(Extracted records)

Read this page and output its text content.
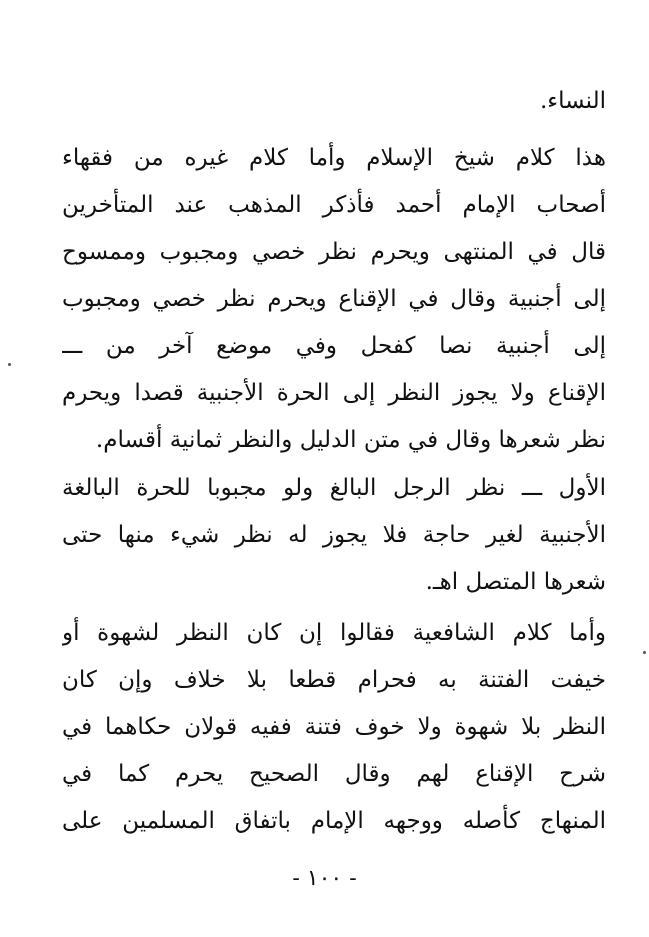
النساء.
هذا كلام شيخ الإسلام وأما كلام غيره من فقهاء
أصحاب الإمام أحمد فأذكر المذهب عند المتأخرين
قال في المنتهى ويحرم نظر خصي ومجبوب وممسوح
إلى أجنبية وقال في الإقناع ويحرم نظر خصي ومجبوب
إلى أجنبية نصا كفحل وفي موضع آخر من ـــ
الإقناع ولا يجوز النظر إلى الحرة الأجنبية قصدا ويحرم
نظر شعرها وقال في متن الدليل والنظر ثمانية أقسام.
الأول ـــ نظر الرجل البالغ ولو مجبوبا للحرة البالغة
الأجنبية لغير حاجة فلا يجوز له نظر شيء منها حتى
شعرها المتصل اهـ.
وأما كلام الشافعية فقالوا إن كان النظر لشهوة أو
خيفت الفتنة به فحرام قطعا بلا خلاف وإن كان
النظر بلا شهوة ولا خوف فتنة ففيه قولان حكاهما في
شرح الإقناع لهم وقال الصحيح يحرم كما في
المنهاج كأصله ووجهه الإمام باتفاق المسلمين على
- ١٠٠ -
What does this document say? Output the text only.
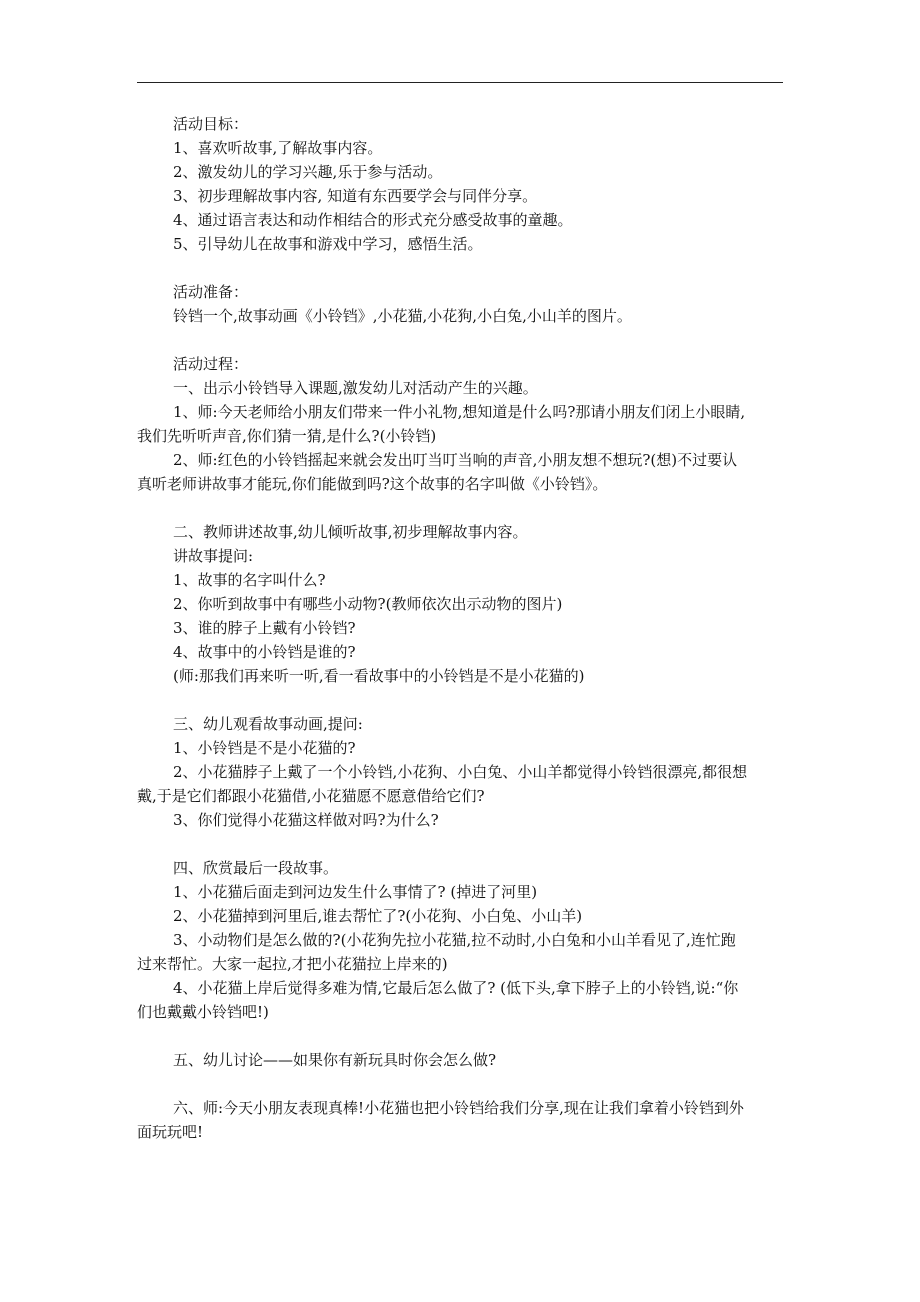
活动目标：

1、喜欢听故事,了解故事内容。

2、激发幼儿的学习兴趣,乐于参与活动。

3、初步理解故事内容, 知道有东西要学会与同伴分享。

4、通过语言表达和动作相结合的形式充分感受故事的童趣。

5、引导幼儿在故事和游戏中学习，感悟生活。

活动准备：

铃铛一个,故事动画《小铃铛》,小花猫,小花狗,小白兔,小山羊的图片。

活动过程：

一、出示小铃铛导入课题,激发幼儿对活动产生的兴趣。

1、师:今天老师给小朋友们带来一件小礼物,想知道是什么吗?那请小朋友们闭上小眼睛,我们先听听声音,你们猜一猜,是什么?(小铃铛)

2、师:红色的小铃铛摇起来就会发出叮当叮当响的声音,小朋友想不想玩?(想)不过要认真听老师讲故事才能玩,你们能做到吗?这个故事的名字叫做《小铃铛》。

二、教师讲述故事,幼儿倾听故事,初步理解故事内容。

讲故事提问:

1、故事的名字叫什么?

2、你听到故事中有哪些小动物?(教师依次出示动物的图片)

3、谁的脖子上戴有小铃铛?

4、故事中的小铃铛是谁的?

(师:那我们再来听一听,看一看故事中的小铃铛是不是小花猫的)

三、幼儿观看故事动画,提问:

1、小铃铛是不是小花猫的?

2、小花猫脖子上戴了一个小铃铛,小花狗、小白兔、小山羊都觉得小铃铛很漂亮,都很想戴,于是它们都跟小花猫借,小花猫愿不愿意借给它们?

3、你们觉得小花猫这样做对吗?为什么?

四、欣赏最后一段故事。

1、小花猫后面走到河边发生什么事情了? (掉进了河里)

2、小花猫掉到河里后,谁去帮忙了?(小花狗、小白兔、小山羊)

3、小动物们是怎么做的?(小花狗先拉小花猫,拉不动时,小白兔和小山羊看见了,连忙跑过来帮忙。大家一起拉,才把小花猫拉上岸来的)

4、小花猫上岸后觉得多难为情,它最后怎么做了? (低下头,拿下脖子上的小铃铛,说:“你们也戴戴小铃铛吧!)

五、幼儿讨论——如果你有新玩具时你会怎么做?

六、师:今天小朋友表现真棒!小花猫也把小铃铛给我们分享,现在让我们拿着小铃铛到外面玩玩吧!
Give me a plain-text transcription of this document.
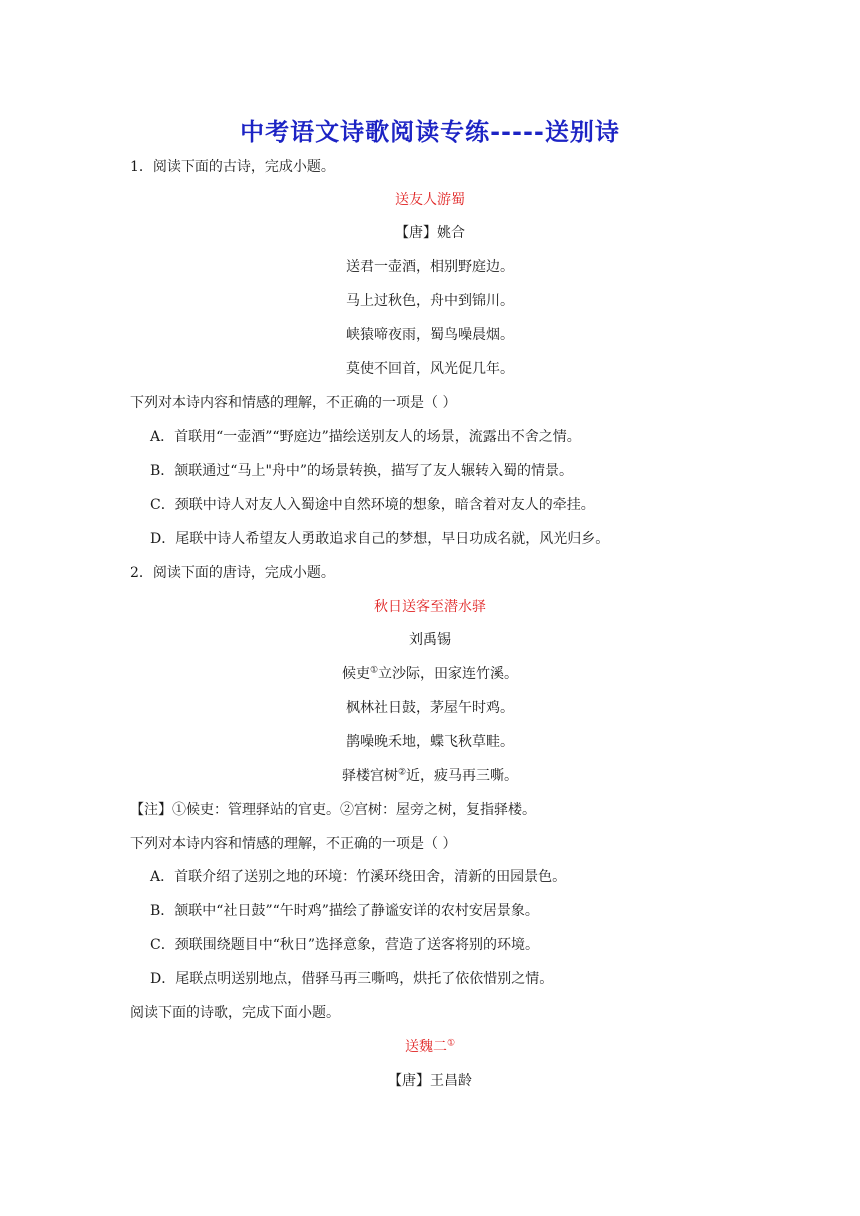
中考语文诗歌阅读专练-----送别诗
1．阅读下面的古诗，完成小题。
送友人游蜀
【唐】姚合
送君一壶酒，相别野庭边。
马上过秋色，舟中到锦川。
峡猿啼夜雨，蜀鸟噪晨烟。
莫使不回首，风光促几年。
下列对本诗内容和情感的理解，不正确的一项是（ ）
A．首联用“一壶酒”“野庭边”描绘送别友人的场景，流露出不舍之情。
B．颔联通过“马上"舟中”的场景转换，描写了友人辗转入蜀的情景。
C．颈联中诗人对友人入蜀途中自然环境的想象，暗含着对友人的牵挂。
D．尾联中诗人希望友人勇敢追求自己的梦想，早日功成名就，风光归乡。
2．阅读下面的唐诗，完成小题。
秋日送客至潜水驿
刘禹锡
候吏①立沙际，田家连竹溪。
枫林社日鼓，茅屋午时鸡。
鹊噪晚禾地，蝶飞秋草畦。
驿楼宫树②近，疲马再三嘶。
【注】①候吏：管理驿站的官吏。②宫树：屋旁之树，复指驿楼。
下列对本诗内容和情感的理解，不正确的一项是（ ）
A．首联介绍了送别之地的环境：竹溪环绕田舍，清新的田园景色。
B．颔联中“社日鼓”“午时鸡”描绘了静谧安详的农村安居景象。
C．颈联围绕题目中“秋日”选择意象，营造了送客将别的环境。
D．尾联点明送别地点，借驿马再三嘶鸣，烘托了依依惜别之情。
阅读下面的诗歌，完成下面小题。
送魏二①
【唐】王昌龄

PROBLEM STATEMENT:
All of the lines above should be retyped precisely, apart from the pictures.

RESULT FOR THIS EXERCISE:
Read this page and output its text content.
النساء.
هذا كلام شيخ الإسلام وأما كلام غيره من فقهاء
أصحاب الإمام أحمد فأذكر المذهب عند المتأخرين
قال في المنتهى ويحرم نظر خصي ومجبوب وممسوح
إلى أجنبية وقال في الإقناع ويحرم نظر خصي ومجبوب
إلى أجنبية نصا كفحل وفي موضع آخر من ـــ
الإقناع ولا يجوز النظر إلى الحرة الأجنبية قصدا ويحرم
نظر شعرها وقال في متن الدليل والنظر ثمانية أقسام.
الأول ـــ نظر الرجل البالغ ولو مجبوبا للحرة البالغة
الأجنبية لغير حاجة فلا يجوز له نظر شيء منها حتى
شعرها المتصل اهـ.
وأما كلام الشافعية فقالوا إن كان النظر لشهوة أو
خيفت الفتنة به فحرام قطعا بلا خلاف وإن كان
النظر بلا شهوة ولا خوف فتنة ففيه قولان حكاهما في
شرح الإقناع لهم وقال الصحيح يحرم كما في
المنهاج كأصله ووجهه الإمام باتفاق المسلمين على
- ١٠٠ -
What does this document say? Output the text only.
活动目标：

1、喜欢听故事,了解故事内容。

2、激发幼儿的学习兴趣,乐于参与活动。

3、初步理解故事内容, 知道有东西要学会与同伴分享。

4、通过语言表达和动作相结合的形式充分感受故事的童趣。

5、引导幼儿在故事和游戏中学习，感悟生活。

活动准备：

铃铛一个,故事动画《小铃铛》,小花猫,小花狗,小白兔,小山羊的图片。

活动过程：

一、出示小铃铛导入课题,激发幼儿对活动产生的兴趣。

1、师:今天老师给小朋友们带来一件小礼物,想知道是什么吗?那请小朋友们闭上小眼睛,我们先听听声音,你们猜一猜,是什么?(小铃铛)

2、师:红色的小铃铛摇起来就会发出叮当叮当响的声音,小朋友想不想玩?(想)不过要认真听老师讲故事才能玩,你们能做到吗?这个故事的名字叫做《小铃铛》。

二、教师讲述故事,幼儿倾听故事,初步理解故事内容。

讲故事提问:

1、故事的名字叫什么?

2、你听到故事中有哪些小动物?(教师依次出示动物的图片)

3、谁的脖子上戴有小铃铛?

4、故事中的小铃铛是谁的?

(师:那我们再来听一听,看一看故事中的小铃铛是不是小花猫的)

三、幼儿观看故事动画,提问:

1、小铃铛是不是小花猫的?

2、小花猫脖子上戴了一个小铃铛,小花狗、小白兔、小山羊都觉得小铃铛很漂亮,都很想戴,于是它们都跟小花猫借,小花猫愿不愿意借给它们?

3、你们觉得小花猫这样做对吗?为什么?

四、欣赏最后一段故事。

1、小花猫后面走到河边发生什么事情了? (掉进了河里)

2、小花猫掉到河里后,谁去帮忙了?(小花狗、小白兔、小山羊)

3、小动物们是怎么做的?(小花狗先拉小花猫,拉不动时,小白兔和小山羊看见了,连忙跑过来帮忙。大家一起拉,才把小花猫拉上岸来的)

4、小花猫上岸后觉得多难为情,它最后怎么做了? (低下头,拿下脖子上的小铃铛,说:“你们也戴戴小铃铛吧!)

五、幼儿讨论——如果你有新玩具时你会怎么做?

六、师:今天小朋友表现真棒!小花猫也把小铃铛给我们分享,现在让我们拿着小铃铛到外面玩玩吧!
Give me a plain-text transcription of this document.
中考语文诗歌阅读专练-----送别诗
1．阅读下面的古诗，完成小题。
送友人游蜀
【唐】姚合
送君一壶酒，相别野庭边。
马上过秋色，舟中到锦川。
峡猿啼夜雨，蜀鸟噪晨烟。
莫使不回首，风光促几年。
下列对本诗内容和情感的理解，不正确的一项是（ ）
A．首联用“一壶酒”“野庭边”描绘送别友人的场景，流露出不舍之情。
B．颔联通过“马上"舟中”的场景转换，描写了友人辗转入蜀的情景。
C．颈联中诗人对友人入蜀途中自然环境的想象，暗含着对友人的牵挂。
D．尾联中诗人希望友人勇敢追求自己的梦想，早日功成名就，风光归乡。
2．阅读下面的唐诗，完成小题。
秋日送客至潜水驿
刘禹锡
候吏①立沙际，田家连竹溪。
枫林社日鼓，茅屋午时鸡。
鹊噪晚禾地，蝶飞秋草畦。
驿楼宫树②近，疲马再三嘶。
【注】①候吏：管理驿站的官吏。②宫树：屋旁之树，复指驿楼。
下列对本诗内容和情感的理解，不正确的一项是（ ）
A．首联介绍了送别之地的环境：竹溪环绕田舍，清新的田园景色。
B．颔联中“社日鼓”“午时鸡”描绘了静谧安详的农村安居景象。
C．颈联围绕题目中“秋日”选择意象，营造了送客将别的环境。
D．尾联点明送别地点，借驿马再三嘶鸣，烘托了依依惜别之情。
阅读下面的诗歌，完成下面小题。
送魏二①
【唐】王昌龄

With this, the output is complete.